#### Material to process

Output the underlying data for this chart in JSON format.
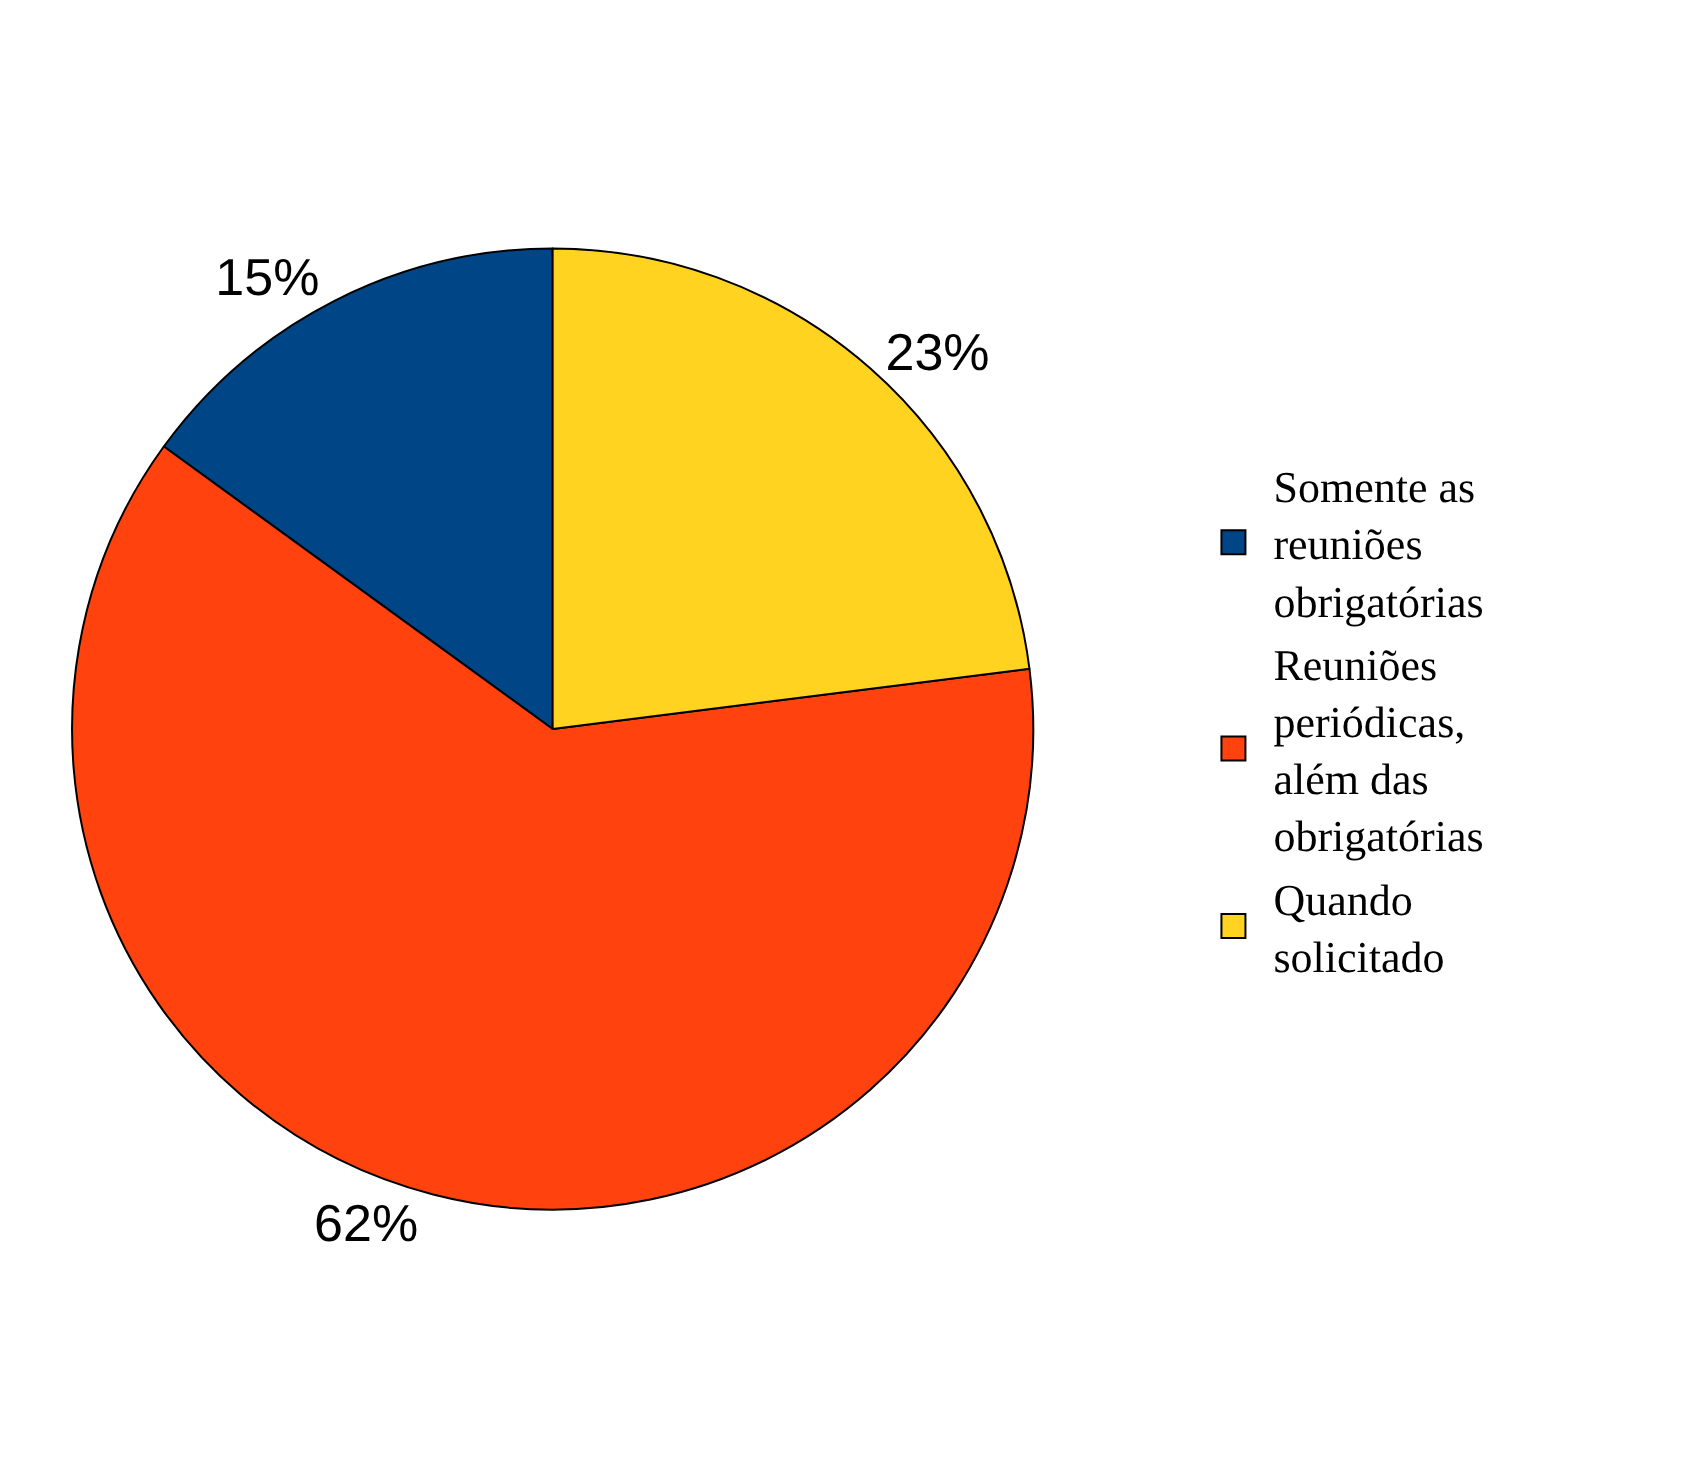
{
  "chart_data": {
    "type": "pie",
    "categories": [
      "Somente as reuniões obrigatórias",
      "Reuniões periódicas, além das obrigatórias",
      "Quando solicitado"
    ],
    "values": [
      15,
      62,
      23
    ],
    "colors": [
      "#004586",
      "#ff420e",
      "#ffd320"
    ],
    "value_labels": [
      "15%",
      "62%",
      "23%"
    ],
    "legend": "right"
  }
}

########

# [Stated exercise]
Except for the pictures, copy every line of the records above exactly.

# [Task output]
Output the underlying data for this chart in JSON format.
{
  "chart_data": {
    "type": "pie",
    "categories": [
      "Somente as reuniões obrigatórias",
      "Reuniões periódicas, além das obrigatórias",
      "Quando solicitado"
    ],
    "values": [
      15,
      62,
      23
    ],
    "colors": [
      "#004586",
      "#ff420e",
      "#ffd320"
    ],
    "value_labels": [
      "15%",
      "62%",
      "23%"
    ],
    "legend": "right"
  }
}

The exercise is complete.